*DIRECTION:* Copy the data exactly; pictures stay out of the copy.

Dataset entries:
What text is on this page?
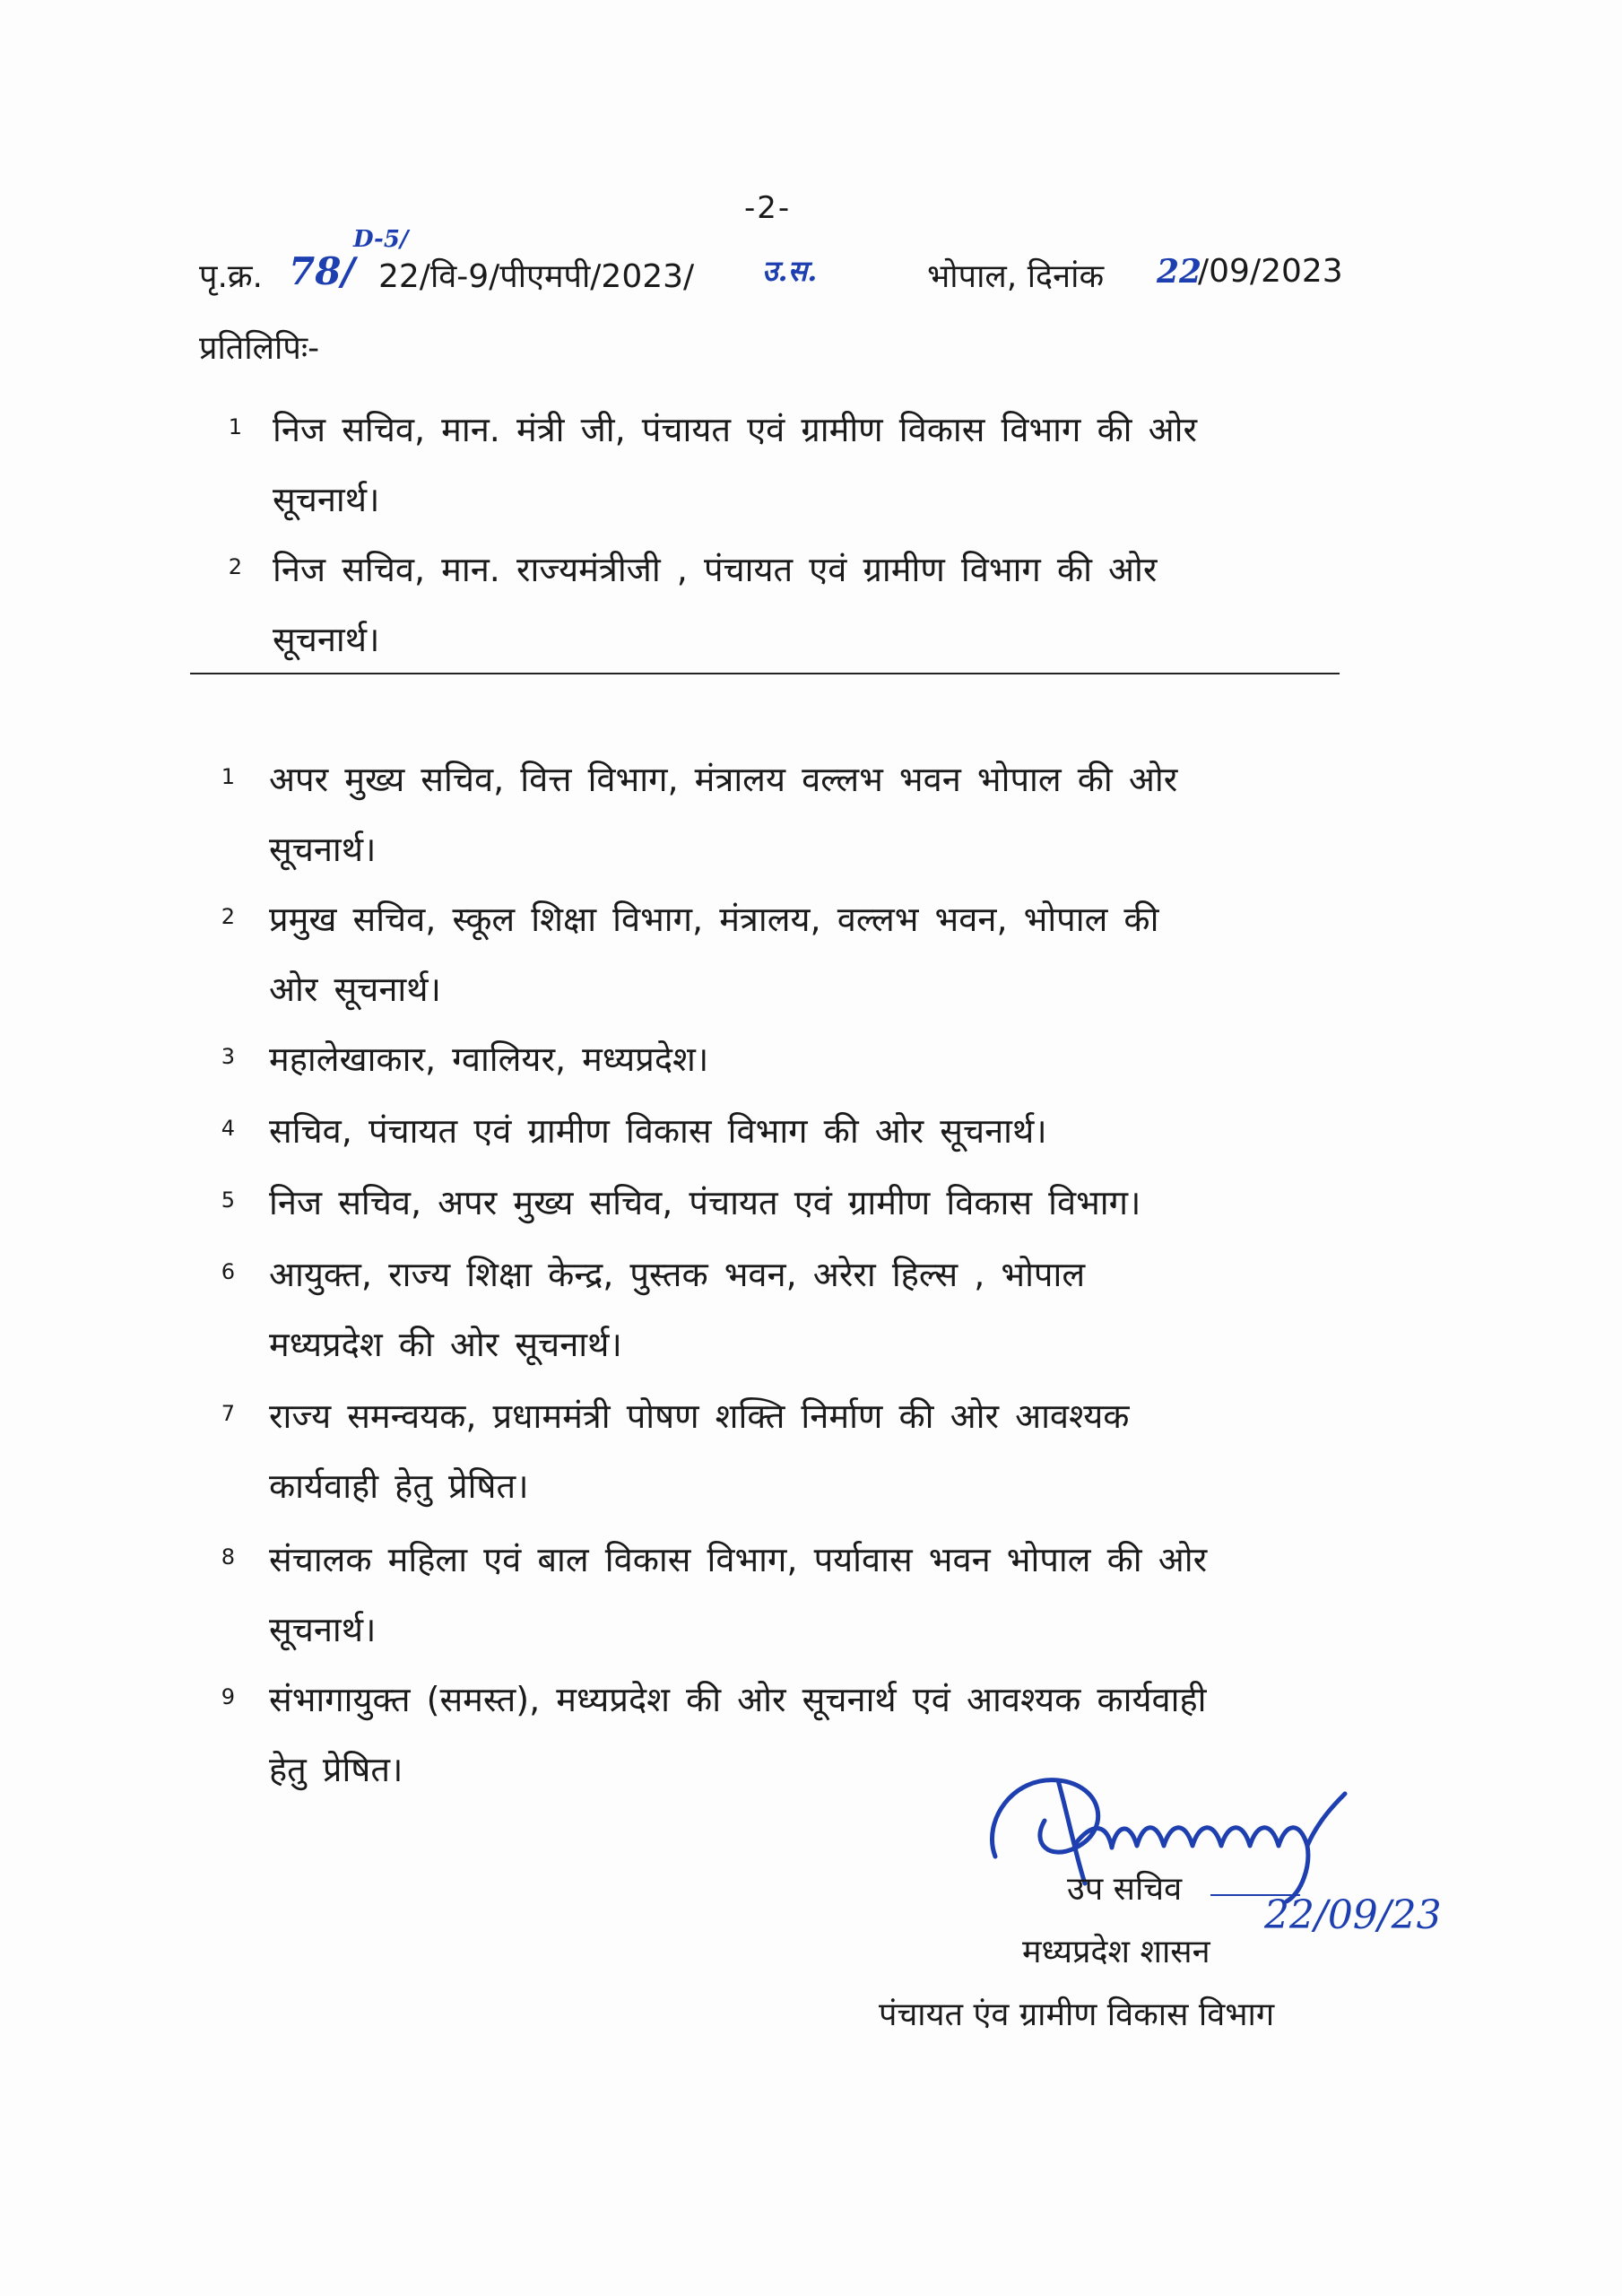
-2-
पृ.क्र. 78/
D-5/
22/वि-9/पीएमपी/2023/ उ.स.	भोपाल, दिनांक 22
/09/2023
प्रतिलिपिः-
1 निज सचिव, मान. मंत्री जी, पंचायत एवं ग्रामीण विकास विभाग की ओर
सूचनार्थ।
2 निज सचिव, मान. राज्यमंत्रीजी , पंचायत एवं ग्रामीण विभाग की ओर
सूचनार्थ।
1 अपर मुख्य सचिव, वित्त विभाग, मंत्रालय वल्लभ भवन भोपाल की ओर
सूचनार्थ।
2 प्रमुख सचिव, स्कूल शिक्षा विभाग, मंत्रालय, वल्लभ भवन, भोपाल की
ओर सूचनार्थ।
3 महालेखाकार, ग्वालियर, मध्यप्रदेश।
4 सचिव, पंचायत एवं ग्रामीण विकास विभाग की ओर सूचनार्थ।
5 निज सचिव, अपर मुख्य सचिव, पंचायत एवं ग्रामीण विकास विभाग।
6 आयुक्त, राज्य शिक्षा केन्द्र, पुस्तक भवन, अरेरा हिल्स , भोपाल
मध्यप्रदेश की ओर सूचनार्थ।
7 राज्य समन्वयक, प्रधाममंत्री पोषण शक्ति निर्माण की ओर आवश्यक
कार्यवाही हेतु प्रेषित।
8 संचालक महिला एवं बाल विकास विभाग, पर्यावास भवन भोपाल की ओर
सूचनार्थ।
9 संभागायुक्त (समस्त), मध्यप्रदेश की ओर सूचनार्थ एवं आवश्यक कार्यवाही
हेतु प्रेषित।
उप सचिव
22/09/23
मध्यप्रदेश शासन
पंचायत एंव ग्रामीण विकास विभाग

*ANSWER:*
What text is on this page?
-2-
पृ.क्र. 78/
D-5/
22/वि-9/पीएमपी/2023/ उ.स.	भोपाल, दिनांक 22
/09/2023
प्रतिलिपिः-
1 निज सचिव, मान. मंत्री जी, पंचायत एवं ग्रामीण विकास विभाग की ओर
सूचनार्थ।
2 निज सचिव, मान. राज्यमंत्रीजी , पंचायत एवं ग्रामीण विभाग की ओर
सूचनार्थ।
1 अपर मुख्य सचिव, वित्त विभाग, मंत्रालय वल्लभ भवन भोपाल की ओर
सूचनार्थ।
2 प्रमुख सचिव, स्कूल शिक्षा विभाग, मंत्रालय, वल्लभ भवन, भोपाल की
ओर सूचनार्थ।
3 महालेखाकार, ग्वालियर, मध्यप्रदेश।
4 सचिव, पंचायत एवं ग्रामीण विकास विभाग की ओर सूचनार्थ।
5 निज सचिव, अपर मुख्य सचिव, पंचायत एवं ग्रामीण विकास विभाग।
6 आयुक्त, राज्य शिक्षा केन्द्र, पुस्तक भवन, अरेरा हिल्स , भोपाल
मध्यप्रदेश की ओर सूचनार्थ।
7 राज्य समन्वयक, प्रधाममंत्री पोषण शक्ति निर्माण की ओर आवश्यक
कार्यवाही हेतु प्रेषित।
8 संचालक महिला एवं बाल विकास विभाग, पर्यावास भवन भोपाल की ओर
सूचनार्थ।
9 संभागायुक्त (समस्त), मध्यप्रदेश की ओर सूचनार्थ एवं आवश्यक कार्यवाही
हेतु प्रेषित।
उप सचिव
22/09/23
मध्यप्रदेश शासन
पंचायत एंव ग्रामीण विकास विभाग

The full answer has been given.